↓

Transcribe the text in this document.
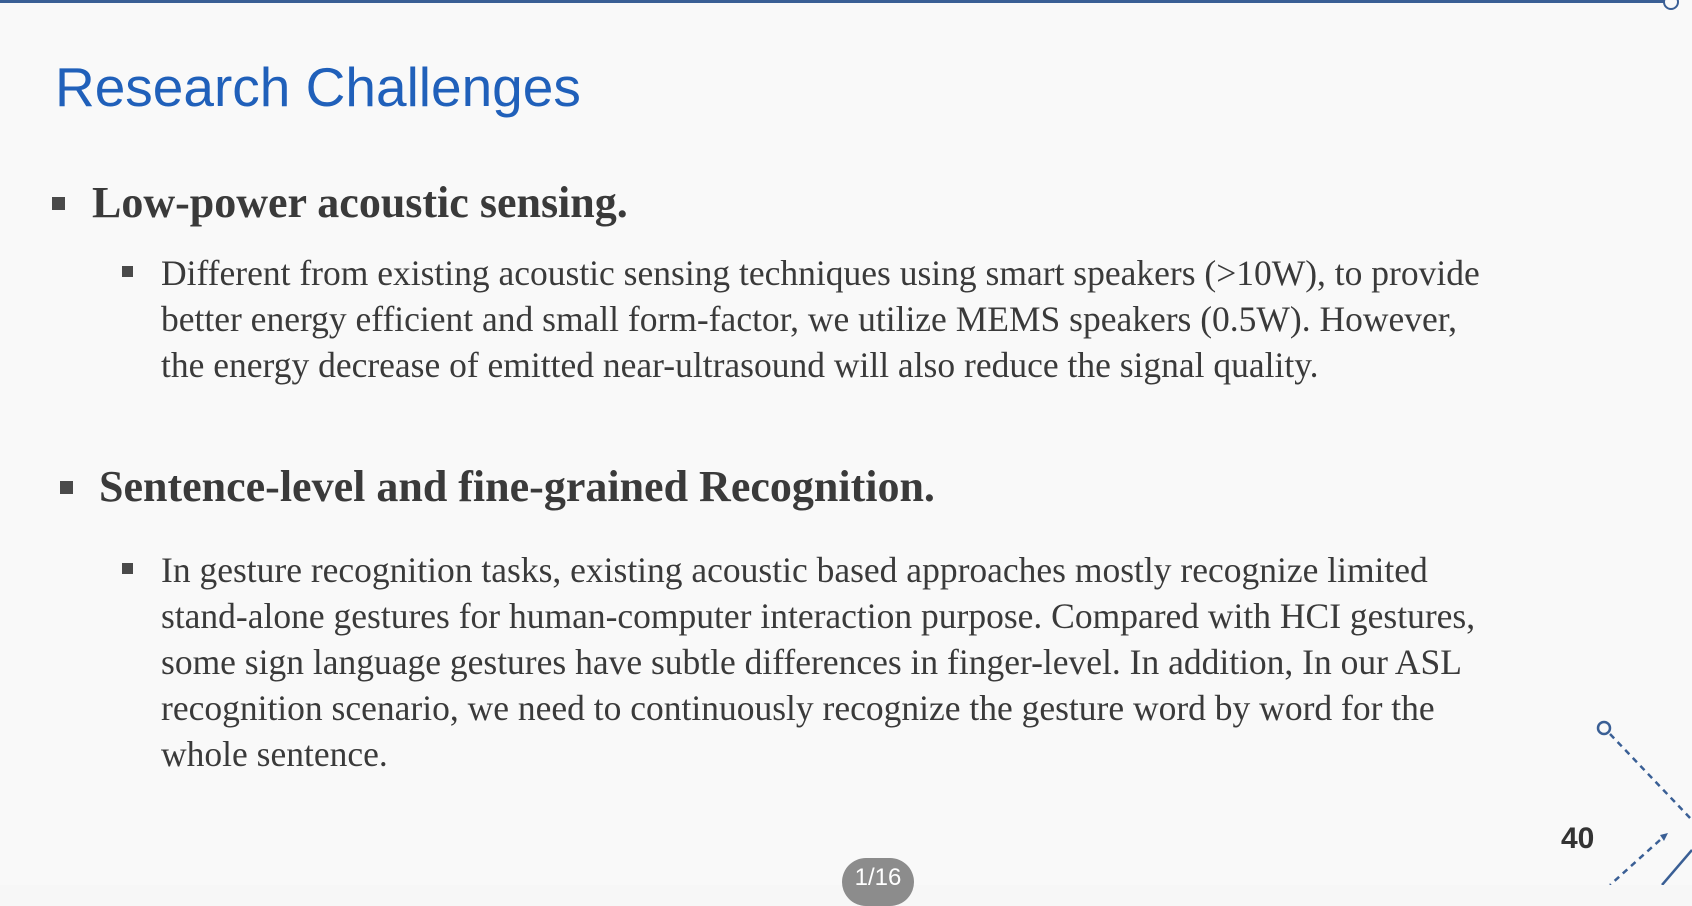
Research Challenges
Low-power acoustic sensing.
Different from existing acoustic sensing techniques using smart speakers (>10W), to provide
better energy efficient and small form-factor, we utilize MEMS speakers (0.5W). However,
the energy decrease of emitted near-ultrasound will also reduce the signal quality.
Sentence-level and fine-grained Recognition.
In gesture recognition tasks, existing acoustic based approaches mostly recognize limited
stand-alone gestures for human-computer interaction purpose. Compared with HCI gestures,
some sign language gestures have subtle differences in finger-level. In addition, In our ASL
recognition scenario, we need to continuously recognize the gesture word by word for the
whole sentence.
40
1/16
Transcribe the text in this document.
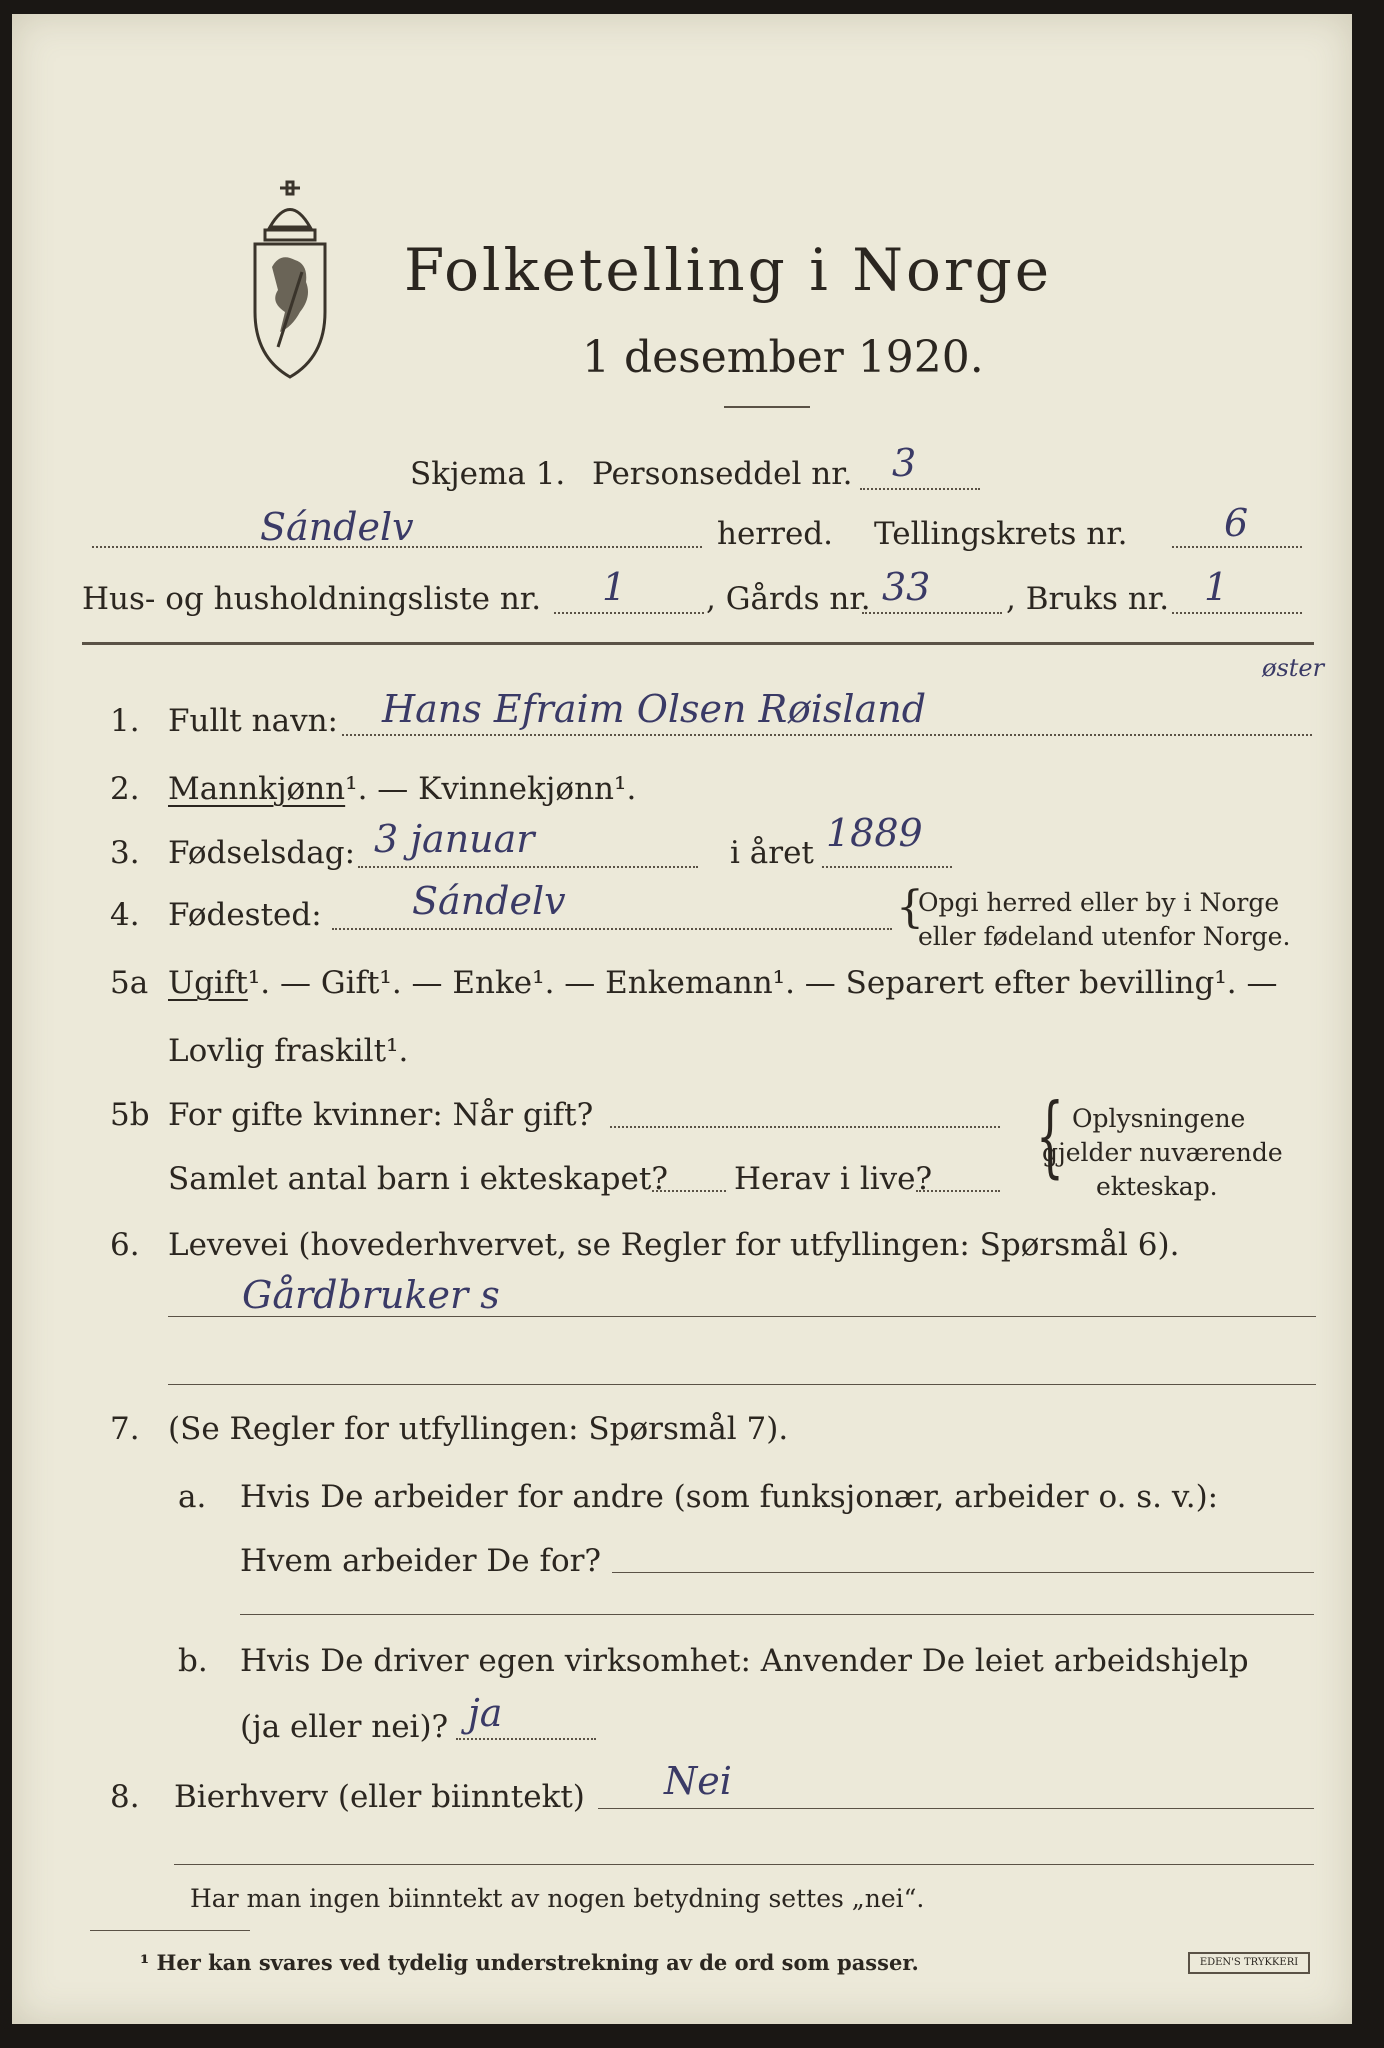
Folketelling i Norge
1 desember 1920.
Skjema 1. Personseddel nr. 3
Sándelv	herred. Tellingskrets nr.	6
Hus- og husholdningsliste nr. 1	, Gårds nr. 33 , Bruks nr. 1
1. Fullt navn: Hans Efraim Olsen Røisland
øster
2. Mannkjønn¹. — Kvinnekjønn¹.
3. Fødselsdag: 3 januar	i året 1889
4. Fødested: Sándelv	{
Opgi herred eller by i Norge
eller fødeland utenfor Norge.
5a Ugift¹. — Gift¹. — Enke¹. — Enkemann¹. — Separert efter bevilling¹. —
Lovlig fraskilt¹.
5b For gifte kvinner: Når gift?
Samlet antal barn i ekteskapet? Herav i live? { Oplysningene
gjelder nuværende
ekteskap.
6. Levevei (hovederhvervet, se Regler for utfyllingen: Spørsmål 6).
Gårdbruker s
7. (Se Regler for utfyllingen: Spørsmål 7).
a. Hvis De arbeider for andre (som funksjonær, arbeider o. s. v.):
Hvem arbeider De for?
b. Hvis De driver egen virksomhet: Anvender De leiet arbeidshjelp
(ja eller nei)? ja
8. Bierhverv (eller biinntekt) Nei
Har man ingen biinntekt av nogen betydning settes „nei“.
¹ Her kan svares ved tydelig understrekning av de ord som passer.	EDEN'S TRYKKERI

↑

▸ **Exercise requirements**: Print the complete listing exactly as it stands, without its pictures.

▸ **Result for this task**:
Transcribe the text in this document.
Research Challenges
Low-power acoustic sensing.
Different from existing acoustic sensing techniques using smart speakers (>10W), to provide
better energy efficient and small form-factor, we utilize MEMS speakers (0.5W). However,
the energy decrease of emitted near-ultrasound will also reduce the signal quality.
Sentence-level and fine-grained Recognition.
In gesture recognition tasks, existing acoustic based approaches mostly recognize limited
stand-alone gestures for human-computer interaction purpose. Compared with HCI gestures,
some sign language gestures have subtle differences in finger-level. In addition, In our ASL
recognition scenario, we need to continuously recognize the gesture word by word for the
whole sentence.
40
1/16
Transcribe the text in this document.
Folketelling i Norge
1 desember 1920.
Skjema 1. Personseddel nr. 3
Sándelv	herred. Tellingskrets nr.	6
Hus- og husholdningsliste nr. 1	, Gårds nr. 33 , Bruks nr. 1
1. Fullt navn: Hans Efraim Olsen Røisland
øster
2. Mannkjønn¹. — Kvinnekjønn¹.
3. Fødselsdag: 3 januar	i året 1889
4. Fødested: Sándelv	{
Opgi herred eller by i Norge
eller fødeland utenfor Norge.
5a Ugift¹. — Gift¹. — Enke¹. — Enkemann¹. — Separert efter bevilling¹. —
Lovlig fraskilt¹.
5b For gifte kvinner: Når gift?
Samlet antal barn i ekteskapet? Herav i live? { Oplysningene
gjelder nuværende
ekteskap.
6. Levevei (hovederhvervet, se Regler for utfyllingen: Spørsmål 6).
Gårdbruker s
7. (Se Regler for utfyllingen: Spørsmål 7).
a. Hvis De arbeider for andre (som funksjonær, arbeider o. s. v.):
Hvem arbeider De for?
b. Hvis De driver egen virksomhet: Anvender De leiet arbeidshjelp
(ja eller nei)? ja
8. Bierhverv (eller biinntekt) Nei
Har man ingen biinntekt av nogen betydning settes „nei“.
¹ Her kan svares ved tydelig understrekning av de ord som passer.	EDEN'S TRYKKERI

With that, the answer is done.